• [Information]:
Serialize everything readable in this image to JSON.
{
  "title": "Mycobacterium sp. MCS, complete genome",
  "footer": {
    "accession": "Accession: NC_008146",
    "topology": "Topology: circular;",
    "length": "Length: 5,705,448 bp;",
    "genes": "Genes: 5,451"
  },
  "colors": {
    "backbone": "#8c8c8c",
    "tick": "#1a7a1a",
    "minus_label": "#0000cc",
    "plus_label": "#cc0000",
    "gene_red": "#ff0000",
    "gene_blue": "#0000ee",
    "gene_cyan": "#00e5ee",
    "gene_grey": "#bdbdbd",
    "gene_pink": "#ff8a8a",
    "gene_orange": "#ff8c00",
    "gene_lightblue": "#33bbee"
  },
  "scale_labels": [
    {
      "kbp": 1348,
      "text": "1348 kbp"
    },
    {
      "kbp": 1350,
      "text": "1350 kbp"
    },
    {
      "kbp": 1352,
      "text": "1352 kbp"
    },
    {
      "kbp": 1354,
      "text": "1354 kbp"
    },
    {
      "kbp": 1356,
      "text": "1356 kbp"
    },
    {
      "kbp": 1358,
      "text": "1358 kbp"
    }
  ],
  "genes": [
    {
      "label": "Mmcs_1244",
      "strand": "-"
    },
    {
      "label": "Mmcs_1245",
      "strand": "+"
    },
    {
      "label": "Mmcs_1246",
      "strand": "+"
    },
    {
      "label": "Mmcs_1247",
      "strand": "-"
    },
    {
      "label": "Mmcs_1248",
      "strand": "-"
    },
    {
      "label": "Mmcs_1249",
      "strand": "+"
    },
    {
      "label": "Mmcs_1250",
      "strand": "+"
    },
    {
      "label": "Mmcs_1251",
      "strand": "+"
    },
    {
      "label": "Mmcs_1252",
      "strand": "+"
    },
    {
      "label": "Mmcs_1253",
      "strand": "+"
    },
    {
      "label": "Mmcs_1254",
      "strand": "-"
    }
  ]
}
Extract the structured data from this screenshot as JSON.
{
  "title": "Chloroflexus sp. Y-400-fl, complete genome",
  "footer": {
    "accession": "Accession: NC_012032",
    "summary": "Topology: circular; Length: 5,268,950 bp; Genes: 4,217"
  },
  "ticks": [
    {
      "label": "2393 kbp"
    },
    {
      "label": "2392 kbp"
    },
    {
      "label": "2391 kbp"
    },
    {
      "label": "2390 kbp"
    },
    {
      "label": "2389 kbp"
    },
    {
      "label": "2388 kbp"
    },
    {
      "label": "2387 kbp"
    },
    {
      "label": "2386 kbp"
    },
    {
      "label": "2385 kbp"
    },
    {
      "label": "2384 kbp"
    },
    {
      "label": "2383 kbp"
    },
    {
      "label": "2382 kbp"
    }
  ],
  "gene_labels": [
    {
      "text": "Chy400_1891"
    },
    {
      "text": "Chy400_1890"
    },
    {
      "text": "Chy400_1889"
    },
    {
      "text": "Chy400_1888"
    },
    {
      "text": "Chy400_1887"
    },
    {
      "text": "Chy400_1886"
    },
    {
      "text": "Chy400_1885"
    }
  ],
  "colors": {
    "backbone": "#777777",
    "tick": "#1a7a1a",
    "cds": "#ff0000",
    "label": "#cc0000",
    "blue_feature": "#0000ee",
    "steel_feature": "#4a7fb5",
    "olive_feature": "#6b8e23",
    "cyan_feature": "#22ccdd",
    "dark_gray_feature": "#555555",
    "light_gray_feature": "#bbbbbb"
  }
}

• [What the task requires]: Each line of the data must be returned exactly.

• [Task answer]:
Serialize everything readable in this image to JSON.
{
  "title": "Mycobacterium sp. MCS, complete genome",
  "footer": {
    "accession": "Accession: NC_008146",
    "topology": "Topology: circular;",
    "length": "Length: 5,705,448 bp;",
    "genes": "Genes: 5,451"
  },
  "colors": {
    "backbone": "#8c8c8c",
    "tick": "#1a7a1a",
    "minus_label": "#0000cc",
    "plus_label": "#cc0000",
    "gene_red": "#ff0000",
    "gene_blue": "#0000ee",
    "gene_cyan": "#00e5ee",
    "gene_grey": "#bdbdbd",
    "gene_pink": "#ff8a8a",
    "gene_orange": "#ff8c00",
    "gene_lightblue": "#33bbee"
  },
  "scale_labels": [
    {
      "kbp": 1348,
      "text": "1348 kbp"
    },
    {
      "kbp": 1350,
      "text": "1350 kbp"
    },
    {
      "kbp": 1352,
      "text": "1352 kbp"
    },
    {
      "kbp": 1354,
      "text": "1354 kbp"
    },
    {
      "kbp": 1356,
      "text": "1356 kbp"
    },
    {
      "kbp": 1358,
      "text": "1358 kbp"
    }
  ],
  "genes": [
    {
      "label": "Mmcs_1244",
      "strand": "-"
    },
    {
      "label": "Mmcs_1245",
      "strand": "+"
    },
    {
      "label": "Mmcs_1246",
      "strand": "+"
    },
    {
      "label": "Mmcs_1247",
      "strand": "-"
    },
    {
      "label": "Mmcs_1248",
      "strand": "-"
    },
    {
      "label": "Mmcs_1249",
      "strand": "+"
    },
    {
      "label": "Mmcs_1250",
      "strand": "+"
    },
    {
      "label": "Mmcs_1251",
      "strand": "+"
    },
    {
      "label": "Mmcs_1252",
      "strand": "+"
    },
    {
      "label": "Mmcs_1253",
      "strand": "+"
    },
    {
      "label": "Mmcs_1254",
      "strand": "-"
    }
  ]
}
Extract the structured data from this screenshot as JSON.
{
  "title": "Chloroflexus sp. Y-400-fl, complete genome",
  "footer": {
    "accession": "Accession: NC_012032",
    "summary": "Topology: circular; Length: 5,268,950 bp; Genes: 4,217"
  },
  "ticks": [
    {
      "label": "2393 kbp"
    },
    {
      "label": "2392 kbp"
    },
    {
      "label": "2391 kbp"
    },
    {
      "label": "2390 kbp"
    },
    {
      "label": "2389 kbp"
    },
    {
      "label": "2388 kbp"
    },
    {
      "label": "2387 kbp"
    },
    {
      "label": "2386 kbp"
    },
    {
      "label": "2385 kbp"
    },
    {
      "label": "2384 kbp"
    },
    {
      "label": "2383 kbp"
    },
    {
      "label": "2382 kbp"
    }
  ],
  "gene_labels": [
    {
      "text": "Chy400_1891"
    },
    {
      "text": "Chy400_1890"
    },
    {
      "text": "Chy400_1889"
    },
    {
      "text": "Chy400_1888"
    },
    {
      "text": "Chy400_1887"
    },
    {
      "text": "Chy400_1886"
    },
    {
      "text": "Chy400_1885"
    }
  ],
  "colors": {
    "backbone": "#777777",
    "tick": "#1a7a1a",
    "cds": "#ff0000",
    "label": "#cc0000",
    "blue_feature": "#0000ee",
    "steel_feature": "#4a7fb5",
    "olive_feature": "#6b8e23",
    "cyan_feature": "#22ccdd",
    "dark_gray_feature": "#555555",
    "light_gray_feature": "#bbbbbb"
  }
}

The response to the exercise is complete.